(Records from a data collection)
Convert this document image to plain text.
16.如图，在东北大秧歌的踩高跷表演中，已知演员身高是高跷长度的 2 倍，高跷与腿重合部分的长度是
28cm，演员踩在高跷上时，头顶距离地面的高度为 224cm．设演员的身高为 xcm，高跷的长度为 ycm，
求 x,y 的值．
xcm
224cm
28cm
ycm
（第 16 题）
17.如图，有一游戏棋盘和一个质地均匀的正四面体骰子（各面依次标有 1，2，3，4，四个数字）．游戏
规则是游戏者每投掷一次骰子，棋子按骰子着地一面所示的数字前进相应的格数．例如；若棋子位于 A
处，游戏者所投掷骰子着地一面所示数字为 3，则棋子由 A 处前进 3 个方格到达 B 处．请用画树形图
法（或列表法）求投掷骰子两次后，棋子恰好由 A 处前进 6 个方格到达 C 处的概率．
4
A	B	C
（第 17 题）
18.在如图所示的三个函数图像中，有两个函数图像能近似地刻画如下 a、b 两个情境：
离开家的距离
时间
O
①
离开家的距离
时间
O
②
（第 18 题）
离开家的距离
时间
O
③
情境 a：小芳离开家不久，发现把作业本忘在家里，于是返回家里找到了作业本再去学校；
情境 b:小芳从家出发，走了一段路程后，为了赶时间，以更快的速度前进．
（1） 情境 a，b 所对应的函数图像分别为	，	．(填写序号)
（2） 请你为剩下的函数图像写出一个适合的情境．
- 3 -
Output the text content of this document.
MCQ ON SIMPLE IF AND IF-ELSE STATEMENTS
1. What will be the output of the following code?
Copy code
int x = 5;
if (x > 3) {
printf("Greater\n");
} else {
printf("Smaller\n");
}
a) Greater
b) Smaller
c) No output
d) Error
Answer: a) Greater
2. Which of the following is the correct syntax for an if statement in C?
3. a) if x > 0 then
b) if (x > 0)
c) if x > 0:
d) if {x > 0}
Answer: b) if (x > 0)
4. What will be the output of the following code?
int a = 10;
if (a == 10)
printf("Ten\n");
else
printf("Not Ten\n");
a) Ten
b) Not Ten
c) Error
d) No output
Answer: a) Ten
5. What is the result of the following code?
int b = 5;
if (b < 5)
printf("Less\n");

=== WHAT TO PRODUCE ===
Find the line that contains "Output the text content of this document." in the listing above. Retype it and every line after it up to the last, exactly, and nothing else.

=== WRITTEN ANSWER ===
Output the text content of this document.
MCQ ON SIMPLE IF AND IF-ELSE STATEMENTS
1. What will be the output of the following code?
Copy code
int x = 5;
if (x > 3) {
printf("Greater\n");
} else {
printf("Smaller\n");
}
a) Greater
b) Smaller
c) No output
d) Error
Answer: a) Greater
2. Which of the following is the correct syntax for an if statement in C?
3. a) if x > 0 then
b) if (x > 0)
c) if x > 0:
d) if {x > 0}
Answer: b) if (x > 0)
4. What will be the output of the following code?
int a = 10;
if (a == 10)
printf("Ten\n");
else
printf("Not Ten\n");
a) Ten
b) Not Ten
c) Error
d) No output
Answer: a) Ten
5. What is the result of the following code?
int b = 5;
if (b < 5)
printf("Less\n");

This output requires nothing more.